(DIRECTIONS): Pick out each line containing the string "较上年增加" and copy it.

(WORKING DATA):
◆ ◆ ◆ ◆ ◆ ◆ ◆

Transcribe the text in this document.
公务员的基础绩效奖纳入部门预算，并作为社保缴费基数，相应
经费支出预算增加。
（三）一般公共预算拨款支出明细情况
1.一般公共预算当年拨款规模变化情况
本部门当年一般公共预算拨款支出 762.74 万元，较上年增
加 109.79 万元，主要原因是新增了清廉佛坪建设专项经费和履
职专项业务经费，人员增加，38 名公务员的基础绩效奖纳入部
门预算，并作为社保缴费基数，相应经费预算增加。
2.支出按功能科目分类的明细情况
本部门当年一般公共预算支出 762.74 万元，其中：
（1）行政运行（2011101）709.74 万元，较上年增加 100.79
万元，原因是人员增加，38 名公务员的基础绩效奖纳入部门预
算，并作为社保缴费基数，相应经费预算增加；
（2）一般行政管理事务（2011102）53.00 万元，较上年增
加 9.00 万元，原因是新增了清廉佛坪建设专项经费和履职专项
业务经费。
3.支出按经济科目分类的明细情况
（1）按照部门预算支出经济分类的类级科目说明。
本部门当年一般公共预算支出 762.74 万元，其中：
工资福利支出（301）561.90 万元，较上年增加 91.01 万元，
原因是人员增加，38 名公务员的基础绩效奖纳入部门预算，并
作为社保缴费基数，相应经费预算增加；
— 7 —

◆ ◆ ◆ ◆ ◆ ◆ ◆

(RESULT):
（1）行政运行（2011101）709.74 万元，较上年增加 100.79
工资福利支出（301）561.90 万元，较上年增加 91.01 万元，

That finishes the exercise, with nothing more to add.